Gather all lines from the material that contain "ΘΕΣΣΑΛΟΝΙΚΗΣ".
* Begin Data provided *
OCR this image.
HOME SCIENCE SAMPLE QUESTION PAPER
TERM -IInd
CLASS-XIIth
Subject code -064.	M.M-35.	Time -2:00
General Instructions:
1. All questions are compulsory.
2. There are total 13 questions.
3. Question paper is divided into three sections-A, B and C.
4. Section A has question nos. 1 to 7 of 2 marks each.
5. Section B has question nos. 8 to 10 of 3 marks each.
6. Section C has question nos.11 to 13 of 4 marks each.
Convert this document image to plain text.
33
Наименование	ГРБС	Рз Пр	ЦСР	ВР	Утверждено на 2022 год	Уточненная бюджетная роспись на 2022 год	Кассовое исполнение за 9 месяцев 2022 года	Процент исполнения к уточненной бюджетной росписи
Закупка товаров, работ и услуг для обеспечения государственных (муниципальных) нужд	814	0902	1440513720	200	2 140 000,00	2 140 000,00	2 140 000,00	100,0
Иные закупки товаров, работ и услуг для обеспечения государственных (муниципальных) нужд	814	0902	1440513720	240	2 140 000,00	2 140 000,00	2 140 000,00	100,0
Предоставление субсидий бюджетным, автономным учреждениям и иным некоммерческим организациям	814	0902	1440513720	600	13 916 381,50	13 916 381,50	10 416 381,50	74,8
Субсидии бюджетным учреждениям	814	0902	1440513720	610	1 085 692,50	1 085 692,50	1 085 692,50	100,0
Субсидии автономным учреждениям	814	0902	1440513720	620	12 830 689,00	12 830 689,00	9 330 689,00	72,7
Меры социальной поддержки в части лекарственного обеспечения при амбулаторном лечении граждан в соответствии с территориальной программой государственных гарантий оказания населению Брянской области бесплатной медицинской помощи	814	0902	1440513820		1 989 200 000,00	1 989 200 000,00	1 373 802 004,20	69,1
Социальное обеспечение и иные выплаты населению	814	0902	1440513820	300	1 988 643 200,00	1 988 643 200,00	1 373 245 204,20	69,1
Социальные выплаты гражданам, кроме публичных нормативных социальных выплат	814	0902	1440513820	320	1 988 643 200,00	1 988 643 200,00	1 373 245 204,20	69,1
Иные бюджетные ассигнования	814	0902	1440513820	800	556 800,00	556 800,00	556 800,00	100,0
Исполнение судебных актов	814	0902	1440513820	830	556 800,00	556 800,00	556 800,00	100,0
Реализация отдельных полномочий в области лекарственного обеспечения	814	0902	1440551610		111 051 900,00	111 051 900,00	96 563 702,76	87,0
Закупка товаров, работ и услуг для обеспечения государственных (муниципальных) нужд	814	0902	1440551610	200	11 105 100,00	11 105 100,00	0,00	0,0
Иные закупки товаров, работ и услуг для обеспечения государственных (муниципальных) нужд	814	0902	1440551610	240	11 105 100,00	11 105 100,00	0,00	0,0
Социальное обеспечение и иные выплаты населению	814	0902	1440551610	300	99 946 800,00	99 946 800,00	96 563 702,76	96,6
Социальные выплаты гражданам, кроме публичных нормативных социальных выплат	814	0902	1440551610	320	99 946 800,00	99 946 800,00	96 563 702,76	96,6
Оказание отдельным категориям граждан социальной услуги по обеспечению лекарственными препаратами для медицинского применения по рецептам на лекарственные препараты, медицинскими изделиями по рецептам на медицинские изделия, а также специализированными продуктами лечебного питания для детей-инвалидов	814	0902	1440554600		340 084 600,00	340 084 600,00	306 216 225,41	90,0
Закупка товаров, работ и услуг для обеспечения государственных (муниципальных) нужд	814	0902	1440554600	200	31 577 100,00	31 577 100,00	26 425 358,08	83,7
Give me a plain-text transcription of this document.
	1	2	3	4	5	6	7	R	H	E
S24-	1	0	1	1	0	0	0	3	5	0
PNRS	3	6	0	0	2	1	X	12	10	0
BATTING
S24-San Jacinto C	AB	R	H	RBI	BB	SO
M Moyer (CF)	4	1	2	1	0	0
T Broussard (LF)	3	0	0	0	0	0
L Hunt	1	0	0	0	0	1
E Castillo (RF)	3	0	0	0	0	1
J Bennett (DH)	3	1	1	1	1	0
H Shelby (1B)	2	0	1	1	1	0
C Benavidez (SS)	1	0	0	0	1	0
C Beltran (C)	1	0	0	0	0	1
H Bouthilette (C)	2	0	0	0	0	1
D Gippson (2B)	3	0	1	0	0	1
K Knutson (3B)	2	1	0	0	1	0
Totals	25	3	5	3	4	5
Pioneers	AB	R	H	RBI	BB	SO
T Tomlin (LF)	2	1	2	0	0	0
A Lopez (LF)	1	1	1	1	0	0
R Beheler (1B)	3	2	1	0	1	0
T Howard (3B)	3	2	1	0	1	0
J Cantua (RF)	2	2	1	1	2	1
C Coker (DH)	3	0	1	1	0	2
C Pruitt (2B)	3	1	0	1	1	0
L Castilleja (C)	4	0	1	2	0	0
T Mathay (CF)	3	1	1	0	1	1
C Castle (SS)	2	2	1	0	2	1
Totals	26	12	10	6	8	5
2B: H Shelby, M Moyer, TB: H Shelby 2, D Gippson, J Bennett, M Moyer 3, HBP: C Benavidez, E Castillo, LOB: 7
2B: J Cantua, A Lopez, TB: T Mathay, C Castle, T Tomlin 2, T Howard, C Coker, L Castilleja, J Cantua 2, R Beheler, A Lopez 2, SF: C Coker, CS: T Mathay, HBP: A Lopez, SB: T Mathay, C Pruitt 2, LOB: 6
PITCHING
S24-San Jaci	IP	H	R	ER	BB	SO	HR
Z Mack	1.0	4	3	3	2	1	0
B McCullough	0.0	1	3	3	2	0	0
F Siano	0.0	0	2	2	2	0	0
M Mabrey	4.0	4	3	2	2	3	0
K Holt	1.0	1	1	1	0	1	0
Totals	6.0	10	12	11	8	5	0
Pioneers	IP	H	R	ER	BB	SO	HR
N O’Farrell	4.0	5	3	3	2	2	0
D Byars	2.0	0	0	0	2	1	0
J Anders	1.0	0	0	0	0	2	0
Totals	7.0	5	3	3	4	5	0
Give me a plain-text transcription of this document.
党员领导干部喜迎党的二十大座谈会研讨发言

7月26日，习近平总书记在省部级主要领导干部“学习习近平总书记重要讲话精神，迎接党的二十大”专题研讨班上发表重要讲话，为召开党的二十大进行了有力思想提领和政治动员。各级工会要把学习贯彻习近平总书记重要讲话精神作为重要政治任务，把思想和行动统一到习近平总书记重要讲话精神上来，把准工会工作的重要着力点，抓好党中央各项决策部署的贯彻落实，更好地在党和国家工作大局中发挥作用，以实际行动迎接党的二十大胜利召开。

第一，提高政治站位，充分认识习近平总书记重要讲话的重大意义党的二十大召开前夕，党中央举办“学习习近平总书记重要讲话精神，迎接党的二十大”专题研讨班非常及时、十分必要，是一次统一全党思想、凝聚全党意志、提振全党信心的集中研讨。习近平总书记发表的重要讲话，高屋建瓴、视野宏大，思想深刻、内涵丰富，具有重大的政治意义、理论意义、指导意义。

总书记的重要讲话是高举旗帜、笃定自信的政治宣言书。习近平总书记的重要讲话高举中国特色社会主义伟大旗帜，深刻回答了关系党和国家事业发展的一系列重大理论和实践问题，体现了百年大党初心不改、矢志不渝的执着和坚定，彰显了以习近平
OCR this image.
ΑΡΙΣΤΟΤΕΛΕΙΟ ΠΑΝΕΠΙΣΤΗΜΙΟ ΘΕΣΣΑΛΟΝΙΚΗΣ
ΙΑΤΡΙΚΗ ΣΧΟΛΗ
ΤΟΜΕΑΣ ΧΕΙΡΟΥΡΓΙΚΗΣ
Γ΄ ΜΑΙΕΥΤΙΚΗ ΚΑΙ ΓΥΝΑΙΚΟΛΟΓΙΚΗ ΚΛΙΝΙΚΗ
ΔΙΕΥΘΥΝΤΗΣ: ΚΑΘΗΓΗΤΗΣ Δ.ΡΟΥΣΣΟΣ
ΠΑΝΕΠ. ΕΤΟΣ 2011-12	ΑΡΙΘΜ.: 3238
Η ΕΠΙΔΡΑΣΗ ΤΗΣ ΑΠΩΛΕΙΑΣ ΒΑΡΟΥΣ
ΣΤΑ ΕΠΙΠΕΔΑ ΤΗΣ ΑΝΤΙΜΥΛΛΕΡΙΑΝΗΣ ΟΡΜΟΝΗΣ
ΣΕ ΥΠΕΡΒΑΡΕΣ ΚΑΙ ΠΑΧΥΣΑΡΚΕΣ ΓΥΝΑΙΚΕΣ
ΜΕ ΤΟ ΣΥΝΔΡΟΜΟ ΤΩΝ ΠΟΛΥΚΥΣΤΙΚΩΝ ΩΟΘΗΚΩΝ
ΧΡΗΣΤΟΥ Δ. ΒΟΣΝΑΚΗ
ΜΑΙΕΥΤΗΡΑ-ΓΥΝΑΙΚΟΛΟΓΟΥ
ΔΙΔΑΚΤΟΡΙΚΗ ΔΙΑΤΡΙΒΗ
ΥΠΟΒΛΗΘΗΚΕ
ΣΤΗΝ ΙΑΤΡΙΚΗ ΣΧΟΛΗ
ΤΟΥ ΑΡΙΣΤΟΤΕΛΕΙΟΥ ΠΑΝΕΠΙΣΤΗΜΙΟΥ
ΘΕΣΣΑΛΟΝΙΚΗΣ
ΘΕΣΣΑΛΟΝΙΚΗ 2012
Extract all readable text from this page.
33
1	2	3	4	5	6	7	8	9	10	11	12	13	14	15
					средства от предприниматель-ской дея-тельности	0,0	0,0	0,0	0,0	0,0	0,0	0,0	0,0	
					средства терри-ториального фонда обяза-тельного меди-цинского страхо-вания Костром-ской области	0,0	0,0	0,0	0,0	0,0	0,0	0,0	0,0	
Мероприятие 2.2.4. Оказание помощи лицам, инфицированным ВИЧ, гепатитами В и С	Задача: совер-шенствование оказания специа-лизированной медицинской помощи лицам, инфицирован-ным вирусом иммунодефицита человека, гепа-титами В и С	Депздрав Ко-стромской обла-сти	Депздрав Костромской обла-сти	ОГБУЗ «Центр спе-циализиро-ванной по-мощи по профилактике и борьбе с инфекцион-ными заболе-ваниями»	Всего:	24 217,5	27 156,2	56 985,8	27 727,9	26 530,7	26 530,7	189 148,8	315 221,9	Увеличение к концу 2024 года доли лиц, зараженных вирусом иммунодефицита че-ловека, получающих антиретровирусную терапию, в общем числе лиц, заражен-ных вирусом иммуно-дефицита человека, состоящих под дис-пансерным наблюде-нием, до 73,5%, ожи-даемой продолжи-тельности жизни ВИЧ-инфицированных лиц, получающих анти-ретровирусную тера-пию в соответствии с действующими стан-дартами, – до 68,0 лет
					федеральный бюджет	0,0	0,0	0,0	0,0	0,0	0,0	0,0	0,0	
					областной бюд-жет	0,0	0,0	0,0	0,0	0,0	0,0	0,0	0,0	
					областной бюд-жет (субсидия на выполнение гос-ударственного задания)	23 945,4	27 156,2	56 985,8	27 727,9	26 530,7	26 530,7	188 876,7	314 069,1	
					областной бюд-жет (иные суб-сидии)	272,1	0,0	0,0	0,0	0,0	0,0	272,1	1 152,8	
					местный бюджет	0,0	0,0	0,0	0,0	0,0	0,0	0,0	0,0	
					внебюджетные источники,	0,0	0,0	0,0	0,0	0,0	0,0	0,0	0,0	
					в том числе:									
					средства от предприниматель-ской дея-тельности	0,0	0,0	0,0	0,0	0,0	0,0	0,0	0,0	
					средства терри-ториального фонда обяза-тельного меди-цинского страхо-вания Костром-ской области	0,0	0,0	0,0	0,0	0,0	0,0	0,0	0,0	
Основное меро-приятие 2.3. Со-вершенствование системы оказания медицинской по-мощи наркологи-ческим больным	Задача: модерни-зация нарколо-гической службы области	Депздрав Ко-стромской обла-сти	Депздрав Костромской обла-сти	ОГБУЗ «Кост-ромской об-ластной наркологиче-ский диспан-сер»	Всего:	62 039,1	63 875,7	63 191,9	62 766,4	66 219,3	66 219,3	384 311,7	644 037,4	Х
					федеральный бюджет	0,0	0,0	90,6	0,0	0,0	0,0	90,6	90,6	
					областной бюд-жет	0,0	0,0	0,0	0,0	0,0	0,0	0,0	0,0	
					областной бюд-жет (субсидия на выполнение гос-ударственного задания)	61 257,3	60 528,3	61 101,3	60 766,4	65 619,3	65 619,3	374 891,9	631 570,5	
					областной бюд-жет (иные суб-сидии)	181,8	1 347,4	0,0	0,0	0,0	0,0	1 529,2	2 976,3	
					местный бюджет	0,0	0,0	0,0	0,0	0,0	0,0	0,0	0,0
* End Data provided *
#### Solution:
ΑΡΙΣΤΟΤΕΛΕΙΟ ΠΑΝΕΠΙΣΤΗΜΙΟ ΘΕΣΣΑΛΟΝΙΚΗΣ
ΘΕΣΣΑΛΟΝΙΚΗΣ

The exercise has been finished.